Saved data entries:
>> BEGIN
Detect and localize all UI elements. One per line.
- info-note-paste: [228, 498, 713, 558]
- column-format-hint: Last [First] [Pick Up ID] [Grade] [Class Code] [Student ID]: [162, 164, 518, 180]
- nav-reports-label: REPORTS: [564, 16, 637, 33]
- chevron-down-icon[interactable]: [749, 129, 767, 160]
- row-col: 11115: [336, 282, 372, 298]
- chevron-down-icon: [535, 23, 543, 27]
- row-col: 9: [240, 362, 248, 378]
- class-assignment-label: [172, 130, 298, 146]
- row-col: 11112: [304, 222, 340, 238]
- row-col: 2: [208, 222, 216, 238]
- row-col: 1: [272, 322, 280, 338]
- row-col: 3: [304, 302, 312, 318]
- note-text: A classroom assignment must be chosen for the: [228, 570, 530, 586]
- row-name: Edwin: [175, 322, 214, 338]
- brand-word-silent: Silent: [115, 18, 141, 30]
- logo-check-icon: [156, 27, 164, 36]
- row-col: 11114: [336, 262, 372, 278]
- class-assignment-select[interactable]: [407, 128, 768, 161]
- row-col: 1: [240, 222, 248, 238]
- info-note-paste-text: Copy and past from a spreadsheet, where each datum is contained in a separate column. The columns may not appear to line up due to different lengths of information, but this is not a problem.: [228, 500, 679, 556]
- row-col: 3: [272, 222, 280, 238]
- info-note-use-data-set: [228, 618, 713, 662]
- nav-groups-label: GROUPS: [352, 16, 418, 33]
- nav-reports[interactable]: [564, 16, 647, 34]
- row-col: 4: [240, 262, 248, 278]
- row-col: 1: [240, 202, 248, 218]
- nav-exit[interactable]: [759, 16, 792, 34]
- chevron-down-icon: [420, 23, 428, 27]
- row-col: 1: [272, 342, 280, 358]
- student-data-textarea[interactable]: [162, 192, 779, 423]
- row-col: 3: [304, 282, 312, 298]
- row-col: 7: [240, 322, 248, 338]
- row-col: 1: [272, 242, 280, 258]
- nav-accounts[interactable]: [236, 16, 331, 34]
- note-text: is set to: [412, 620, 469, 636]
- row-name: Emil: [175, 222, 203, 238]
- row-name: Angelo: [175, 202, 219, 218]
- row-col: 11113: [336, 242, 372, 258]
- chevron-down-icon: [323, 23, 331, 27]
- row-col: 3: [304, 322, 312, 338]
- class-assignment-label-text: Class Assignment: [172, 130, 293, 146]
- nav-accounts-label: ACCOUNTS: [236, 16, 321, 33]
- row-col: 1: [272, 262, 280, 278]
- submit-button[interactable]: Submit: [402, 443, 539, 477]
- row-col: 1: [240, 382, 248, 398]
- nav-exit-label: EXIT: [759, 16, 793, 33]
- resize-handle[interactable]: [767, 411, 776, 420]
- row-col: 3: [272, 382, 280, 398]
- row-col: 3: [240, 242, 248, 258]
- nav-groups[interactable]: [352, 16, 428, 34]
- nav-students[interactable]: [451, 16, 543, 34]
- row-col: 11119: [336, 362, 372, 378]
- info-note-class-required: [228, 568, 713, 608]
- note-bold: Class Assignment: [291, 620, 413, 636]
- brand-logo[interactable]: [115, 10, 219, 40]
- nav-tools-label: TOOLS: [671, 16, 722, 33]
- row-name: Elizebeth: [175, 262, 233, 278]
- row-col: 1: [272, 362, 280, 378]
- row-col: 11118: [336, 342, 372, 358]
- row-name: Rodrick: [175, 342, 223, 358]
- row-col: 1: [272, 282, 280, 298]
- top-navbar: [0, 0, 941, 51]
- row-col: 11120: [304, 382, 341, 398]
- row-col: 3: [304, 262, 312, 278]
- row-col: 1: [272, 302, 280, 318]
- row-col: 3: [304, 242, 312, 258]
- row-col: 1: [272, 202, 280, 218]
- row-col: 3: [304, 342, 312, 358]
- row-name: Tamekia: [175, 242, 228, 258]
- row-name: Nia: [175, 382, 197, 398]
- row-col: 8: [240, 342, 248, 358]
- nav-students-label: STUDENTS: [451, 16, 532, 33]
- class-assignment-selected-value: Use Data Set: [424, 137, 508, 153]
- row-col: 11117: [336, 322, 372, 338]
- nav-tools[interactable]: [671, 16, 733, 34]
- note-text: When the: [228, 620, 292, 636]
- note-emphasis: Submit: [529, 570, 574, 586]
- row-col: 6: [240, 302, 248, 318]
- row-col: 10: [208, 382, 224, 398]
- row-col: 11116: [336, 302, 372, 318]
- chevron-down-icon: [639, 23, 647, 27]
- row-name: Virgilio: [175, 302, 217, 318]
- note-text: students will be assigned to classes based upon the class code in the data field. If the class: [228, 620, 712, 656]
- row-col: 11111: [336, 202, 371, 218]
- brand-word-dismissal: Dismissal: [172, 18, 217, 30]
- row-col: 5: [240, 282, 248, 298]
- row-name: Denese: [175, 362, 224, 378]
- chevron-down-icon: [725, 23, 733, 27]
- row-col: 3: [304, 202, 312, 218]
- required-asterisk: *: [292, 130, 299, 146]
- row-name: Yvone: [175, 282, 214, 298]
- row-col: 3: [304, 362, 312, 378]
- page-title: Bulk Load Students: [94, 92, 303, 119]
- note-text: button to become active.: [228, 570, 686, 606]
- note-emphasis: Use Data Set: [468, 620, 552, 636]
>> END
>> BEGIN
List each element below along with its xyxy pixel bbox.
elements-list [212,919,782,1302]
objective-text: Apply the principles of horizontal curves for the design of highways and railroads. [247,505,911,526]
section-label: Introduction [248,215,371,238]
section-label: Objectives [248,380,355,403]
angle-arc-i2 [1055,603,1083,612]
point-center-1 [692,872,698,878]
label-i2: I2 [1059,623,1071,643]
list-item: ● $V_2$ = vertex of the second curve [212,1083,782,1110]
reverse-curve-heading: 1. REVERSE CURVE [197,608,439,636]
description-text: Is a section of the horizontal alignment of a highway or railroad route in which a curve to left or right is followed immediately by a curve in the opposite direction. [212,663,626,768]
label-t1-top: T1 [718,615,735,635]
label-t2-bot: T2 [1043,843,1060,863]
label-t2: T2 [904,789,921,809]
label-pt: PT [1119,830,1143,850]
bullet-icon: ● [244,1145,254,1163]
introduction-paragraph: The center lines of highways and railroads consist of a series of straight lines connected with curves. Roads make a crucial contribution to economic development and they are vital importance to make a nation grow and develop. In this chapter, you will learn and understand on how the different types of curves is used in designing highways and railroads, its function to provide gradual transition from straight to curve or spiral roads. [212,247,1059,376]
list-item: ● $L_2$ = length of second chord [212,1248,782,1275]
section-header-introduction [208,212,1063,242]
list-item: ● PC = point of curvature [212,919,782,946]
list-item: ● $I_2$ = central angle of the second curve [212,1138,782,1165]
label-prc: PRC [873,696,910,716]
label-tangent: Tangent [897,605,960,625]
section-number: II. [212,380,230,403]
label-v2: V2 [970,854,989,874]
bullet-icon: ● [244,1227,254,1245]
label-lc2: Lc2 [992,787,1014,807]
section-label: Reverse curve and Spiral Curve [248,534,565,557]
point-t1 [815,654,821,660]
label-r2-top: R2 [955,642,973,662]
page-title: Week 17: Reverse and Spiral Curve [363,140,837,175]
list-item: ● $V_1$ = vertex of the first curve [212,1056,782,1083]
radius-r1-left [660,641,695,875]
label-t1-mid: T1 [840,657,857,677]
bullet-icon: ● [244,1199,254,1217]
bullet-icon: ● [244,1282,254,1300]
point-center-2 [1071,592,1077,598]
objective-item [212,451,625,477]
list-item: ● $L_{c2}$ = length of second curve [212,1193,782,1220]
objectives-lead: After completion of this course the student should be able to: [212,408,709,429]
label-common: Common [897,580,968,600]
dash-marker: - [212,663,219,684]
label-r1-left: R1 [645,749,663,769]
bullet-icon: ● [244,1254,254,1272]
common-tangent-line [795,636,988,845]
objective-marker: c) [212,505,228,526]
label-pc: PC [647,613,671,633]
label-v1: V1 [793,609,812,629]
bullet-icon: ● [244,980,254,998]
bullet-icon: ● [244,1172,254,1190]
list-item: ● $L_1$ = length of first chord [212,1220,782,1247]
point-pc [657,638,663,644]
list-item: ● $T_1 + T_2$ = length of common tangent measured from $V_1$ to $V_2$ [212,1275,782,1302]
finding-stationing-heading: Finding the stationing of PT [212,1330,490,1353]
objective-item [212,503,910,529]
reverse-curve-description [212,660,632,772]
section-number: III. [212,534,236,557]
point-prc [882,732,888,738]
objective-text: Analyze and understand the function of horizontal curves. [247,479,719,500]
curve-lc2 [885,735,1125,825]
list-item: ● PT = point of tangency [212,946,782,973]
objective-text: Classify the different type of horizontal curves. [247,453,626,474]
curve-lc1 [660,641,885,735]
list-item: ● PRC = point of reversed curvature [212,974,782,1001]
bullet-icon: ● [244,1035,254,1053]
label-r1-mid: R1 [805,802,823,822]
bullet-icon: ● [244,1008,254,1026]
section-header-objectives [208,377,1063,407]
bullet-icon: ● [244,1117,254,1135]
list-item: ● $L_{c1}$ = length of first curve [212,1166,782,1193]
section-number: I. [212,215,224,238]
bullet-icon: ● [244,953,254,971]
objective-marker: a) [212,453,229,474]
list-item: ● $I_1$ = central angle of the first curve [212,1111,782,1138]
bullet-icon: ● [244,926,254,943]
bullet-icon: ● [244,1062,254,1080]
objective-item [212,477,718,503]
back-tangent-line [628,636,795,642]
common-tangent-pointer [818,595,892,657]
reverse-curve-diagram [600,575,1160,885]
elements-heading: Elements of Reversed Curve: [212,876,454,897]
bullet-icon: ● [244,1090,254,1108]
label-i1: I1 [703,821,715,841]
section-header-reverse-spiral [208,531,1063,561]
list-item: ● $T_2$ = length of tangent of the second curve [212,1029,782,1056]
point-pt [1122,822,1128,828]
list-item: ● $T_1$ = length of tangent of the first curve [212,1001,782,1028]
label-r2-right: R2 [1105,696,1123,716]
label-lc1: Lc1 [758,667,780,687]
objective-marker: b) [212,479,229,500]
>> END
» REQUIREMENTS
Can you repeat the rows in the stretch from "Detect and localize" through "- nav-reports-label: REPORTS: [564, 16, 637, 33]", renaming "Grade" to "Grade Level" and leaving everything else unchanged?

» THE COMPLETED TASK
Detect and localize all UI elements. One per line.
- info-note-paste: [228, 498, 713, 558]
- column-format-hint: Last [First] [Pick Up ID] [Grade Level] [Class Code] [Student ID]: [162, 164, 518, 180]
- nav-reports-label: REPORTS: [564, 16, 637, 33]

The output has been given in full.